Reproduce the whole listing that follows, character for character, and drop the images.

+---+

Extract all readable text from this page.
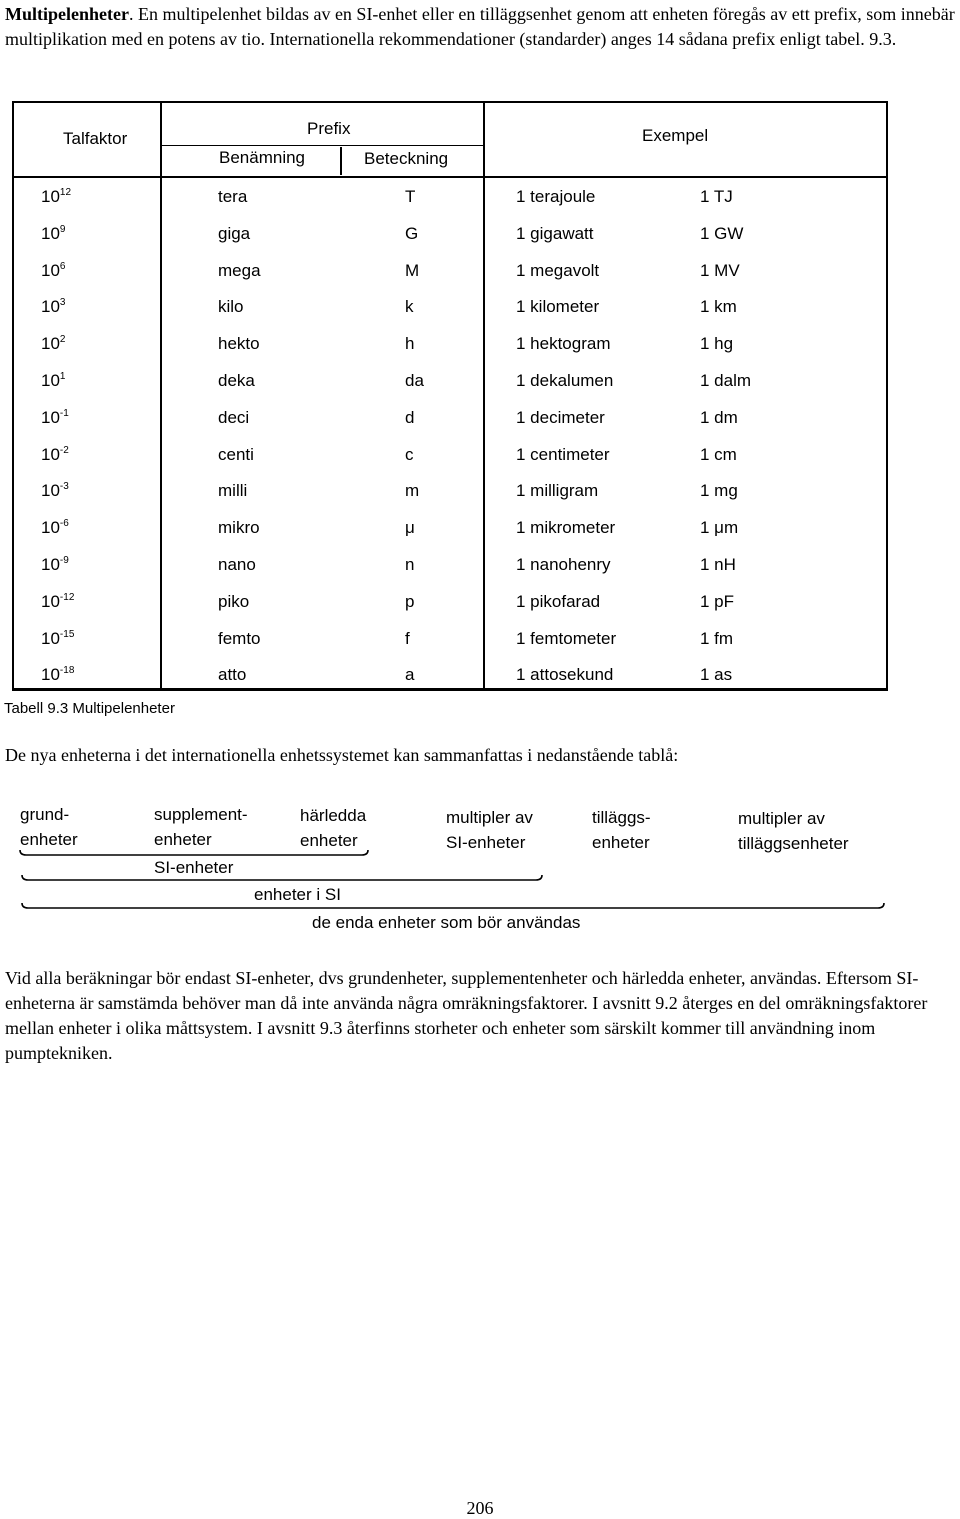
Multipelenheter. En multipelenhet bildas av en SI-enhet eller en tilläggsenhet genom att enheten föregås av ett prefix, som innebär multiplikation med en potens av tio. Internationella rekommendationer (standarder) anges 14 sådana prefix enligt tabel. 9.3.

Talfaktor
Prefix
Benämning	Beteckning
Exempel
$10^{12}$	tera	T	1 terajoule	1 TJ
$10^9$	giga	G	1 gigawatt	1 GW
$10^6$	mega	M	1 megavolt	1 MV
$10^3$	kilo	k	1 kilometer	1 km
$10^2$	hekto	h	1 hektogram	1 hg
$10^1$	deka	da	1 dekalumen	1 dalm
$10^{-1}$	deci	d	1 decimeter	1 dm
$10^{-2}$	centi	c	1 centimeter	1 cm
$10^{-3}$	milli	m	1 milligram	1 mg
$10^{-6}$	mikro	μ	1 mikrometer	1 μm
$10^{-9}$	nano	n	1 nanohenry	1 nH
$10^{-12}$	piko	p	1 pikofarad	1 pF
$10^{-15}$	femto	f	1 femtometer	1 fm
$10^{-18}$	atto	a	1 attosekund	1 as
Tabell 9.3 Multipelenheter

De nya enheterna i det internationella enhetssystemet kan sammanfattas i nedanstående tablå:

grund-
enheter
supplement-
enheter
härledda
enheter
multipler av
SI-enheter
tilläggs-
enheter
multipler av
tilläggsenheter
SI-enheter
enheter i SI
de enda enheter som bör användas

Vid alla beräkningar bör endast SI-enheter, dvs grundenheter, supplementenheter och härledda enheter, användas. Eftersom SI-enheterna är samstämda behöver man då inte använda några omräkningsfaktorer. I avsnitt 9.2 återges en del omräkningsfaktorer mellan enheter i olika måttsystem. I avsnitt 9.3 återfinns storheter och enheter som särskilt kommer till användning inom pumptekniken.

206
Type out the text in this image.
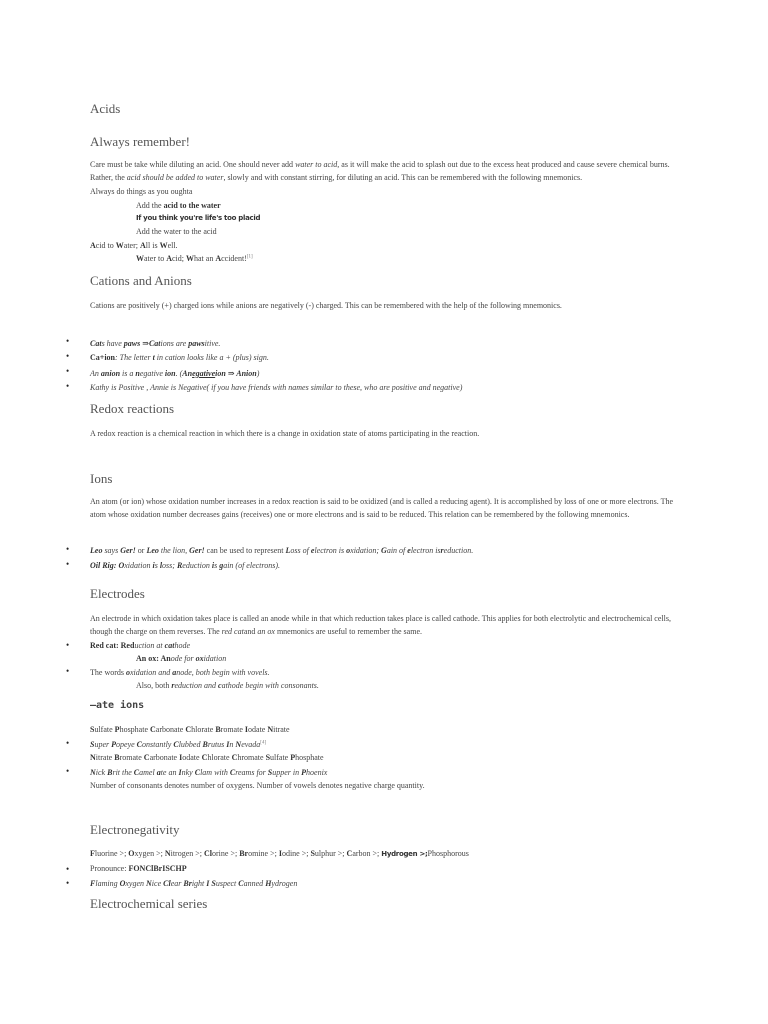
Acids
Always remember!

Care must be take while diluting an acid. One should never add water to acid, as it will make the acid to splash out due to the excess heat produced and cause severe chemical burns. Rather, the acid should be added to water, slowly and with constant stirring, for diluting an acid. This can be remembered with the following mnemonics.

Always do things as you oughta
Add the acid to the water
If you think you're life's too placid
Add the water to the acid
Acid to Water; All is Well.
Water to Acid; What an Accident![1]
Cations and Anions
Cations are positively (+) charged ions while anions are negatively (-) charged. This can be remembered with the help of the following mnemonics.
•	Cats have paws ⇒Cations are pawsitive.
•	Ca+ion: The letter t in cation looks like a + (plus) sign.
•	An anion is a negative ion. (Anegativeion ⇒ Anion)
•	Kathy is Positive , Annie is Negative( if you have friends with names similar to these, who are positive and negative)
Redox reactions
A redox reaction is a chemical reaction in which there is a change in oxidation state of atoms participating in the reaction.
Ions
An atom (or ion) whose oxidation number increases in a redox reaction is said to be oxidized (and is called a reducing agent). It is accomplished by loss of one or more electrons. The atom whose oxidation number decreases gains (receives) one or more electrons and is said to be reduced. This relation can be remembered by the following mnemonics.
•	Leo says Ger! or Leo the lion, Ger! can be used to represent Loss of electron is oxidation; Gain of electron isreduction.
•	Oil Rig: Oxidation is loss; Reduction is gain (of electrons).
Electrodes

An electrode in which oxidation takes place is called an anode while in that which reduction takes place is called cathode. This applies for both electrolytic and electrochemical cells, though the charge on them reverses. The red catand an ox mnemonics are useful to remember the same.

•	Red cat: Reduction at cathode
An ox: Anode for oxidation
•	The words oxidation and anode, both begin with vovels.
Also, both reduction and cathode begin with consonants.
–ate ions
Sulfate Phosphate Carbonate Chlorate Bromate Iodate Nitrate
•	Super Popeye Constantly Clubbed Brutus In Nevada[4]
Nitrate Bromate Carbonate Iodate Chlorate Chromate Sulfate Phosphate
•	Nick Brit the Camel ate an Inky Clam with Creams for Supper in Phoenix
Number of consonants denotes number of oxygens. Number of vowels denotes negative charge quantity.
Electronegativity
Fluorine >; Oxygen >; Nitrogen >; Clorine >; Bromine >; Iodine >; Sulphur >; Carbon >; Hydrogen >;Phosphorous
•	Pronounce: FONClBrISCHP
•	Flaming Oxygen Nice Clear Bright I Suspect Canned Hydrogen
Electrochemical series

+---+

> Output of the exercise:
Extract all readable text from this page.
Multipelenheter. En multipelenhet bildas av en SI-enhet eller en tilläggsenhet genom att enheten föregås av ett prefix, som innebär multiplikation med en potens av tio. Internationella rekommendationer (standarder) anges 14 sådana prefix enligt tabel. 9.3.

Talfaktor
Prefix
Benämning	Beteckning
Exempel
$10^{12}$	tera	T	1 terajoule	1 TJ
$10^9$	giga	G	1 gigawatt	1 GW
$10^6$	mega	M	1 megavolt	1 MV
$10^3$	kilo	k	1 kilometer	1 km
$10^2$	hekto	h	1 hektogram	1 hg
$10^1$	deka	da	1 dekalumen	1 dalm
$10^{-1}$	deci	d	1 decimeter	1 dm
$10^{-2}$	centi	c	1 centimeter	1 cm
$10^{-3}$	milli	m	1 milligram	1 mg
$10^{-6}$	mikro	μ	1 mikrometer	1 μm
$10^{-9}$	nano	n	1 nanohenry	1 nH
$10^{-12}$	piko	p	1 pikofarad	1 pF
$10^{-15}$	femto	f	1 femtometer	1 fm
$10^{-18}$	atto	a	1 attosekund	1 as
Tabell 9.3 Multipelenheter

De nya enheterna i det internationella enhetssystemet kan sammanfattas i nedanstående tablå:

grund-
enheter
supplement-
enheter
härledda
enheter
multipler av
SI-enheter
tilläggs-
enheter
multipler av
tilläggsenheter
SI-enheter
enheter i SI
de enda enheter som bör användas

Vid alla beräkningar bör endast SI-enheter, dvs grundenheter, supplementenheter och härledda enheter, användas. Eftersom SI-enheterna är samstämda behöver man då inte använda några omräkningsfaktorer. I avsnitt 9.2 återges en del omräkningsfaktorer mellan enheter i olika måttsystem. I avsnitt 9.3 återfinns storheter och enheter som särskilt kommer till användning inom pumptekniken.

206
Type out the text in this image.
Acids
Always remember!

Care must be take while diluting an acid. One should never add water to acid, as it will make the acid to splash out due to the excess heat produced and cause severe chemical burns. Rather, the acid should be added to water, slowly and with constant stirring, for diluting an acid. This can be remembered with the following mnemonics.

Always do things as you oughta
Add the acid to the water
If you think you're life's too placid
Add the water to the acid
Acid to Water; All is Well.
Water to Acid; What an Accident![1]
Cations and Anions
Cations are positively (+) charged ions while anions are negatively (-) charged. This can be remembered with the help of the following mnemonics.
•	Cats have paws ⇒Cations are pawsitive.
•	Ca+ion: The letter t in cation looks like a + (plus) sign.
•	An anion is a negative ion. (Anegativeion ⇒ Anion)
•	Kathy is Positive , Annie is Negative( if you have friends with names similar to these, who are positive and negative)
Redox reactions
A redox reaction is a chemical reaction in which there is a change in oxidation state of atoms participating in the reaction.
Ions
An atom (or ion) whose oxidation number increases in a redox reaction is said to be oxidized (and is called a reducing agent). It is accomplished by loss of one or more electrons. The atom whose oxidation number decreases gains (receives) one or more electrons and is said to be reduced. This relation can be remembered by the following mnemonics.
•	Leo says Ger! or Leo the lion, Ger! can be used to represent Loss of electron is oxidation; Gain of electron isreduction.
•	Oil Rig: Oxidation is loss; Reduction is gain (of electrons).
Electrodes

An electrode in which oxidation takes place is called an anode while in that which reduction takes place is called cathode. This applies for both electrolytic and electrochemical cells, though the charge on them reverses. The red catand an ox mnemonics are useful to remember the same.

•	Red cat: Reduction at cathode
An ox: Anode for oxidation
•	The words oxidation and anode, both begin with vovels.
Also, both reduction and cathode begin with consonants.
–ate ions
Sulfate Phosphate Carbonate Chlorate Bromate Iodate Nitrate
•	Super Popeye Constantly Clubbed Brutus In Nevada[4]
Nitrate Bromate Carbonate Iodate Chlorate Chromate Sulfate Phosphate
•	Nick Brit the Camel ate an Inky Clam with Creams for Supper in Phoenix
Number of consonants denotes number of oxygens. Number of vowels denotes negative charge quantity.
Electronegativity
Fluorine >; Oxygen >; Nitrogen >; Clorine >; Bromine >; Iodine >; Sulphur >; Carbon >; Hydrogen >;Phosphorous
•	Pronounce: FONClBrISCHP
•	Flaming Oxygen Nice Clear Bright I Suspect Canned Hydrogen
Electrochemical series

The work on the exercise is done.